== Set exercise ==
Show, in full, each line of the data that contains "access".

== Records shown ==
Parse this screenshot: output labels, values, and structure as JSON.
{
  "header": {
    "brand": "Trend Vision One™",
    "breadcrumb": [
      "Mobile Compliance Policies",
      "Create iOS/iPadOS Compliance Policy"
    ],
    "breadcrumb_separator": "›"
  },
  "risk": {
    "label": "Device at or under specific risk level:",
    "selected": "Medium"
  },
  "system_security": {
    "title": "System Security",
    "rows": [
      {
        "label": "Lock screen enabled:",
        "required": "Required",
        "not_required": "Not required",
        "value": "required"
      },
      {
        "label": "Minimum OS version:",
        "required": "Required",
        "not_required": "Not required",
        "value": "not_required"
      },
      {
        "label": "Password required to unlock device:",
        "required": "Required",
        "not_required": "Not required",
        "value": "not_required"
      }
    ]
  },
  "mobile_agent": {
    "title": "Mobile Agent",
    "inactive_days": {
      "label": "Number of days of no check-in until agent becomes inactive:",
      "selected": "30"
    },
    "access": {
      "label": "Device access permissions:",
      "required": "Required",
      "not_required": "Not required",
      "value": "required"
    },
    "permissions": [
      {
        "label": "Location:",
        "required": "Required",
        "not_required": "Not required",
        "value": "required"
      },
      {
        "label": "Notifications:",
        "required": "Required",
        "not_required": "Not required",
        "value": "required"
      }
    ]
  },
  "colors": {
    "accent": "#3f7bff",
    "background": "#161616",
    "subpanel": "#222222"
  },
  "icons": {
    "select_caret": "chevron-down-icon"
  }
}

== Full response ==
    "access": {
      "label": "Device access permissions:",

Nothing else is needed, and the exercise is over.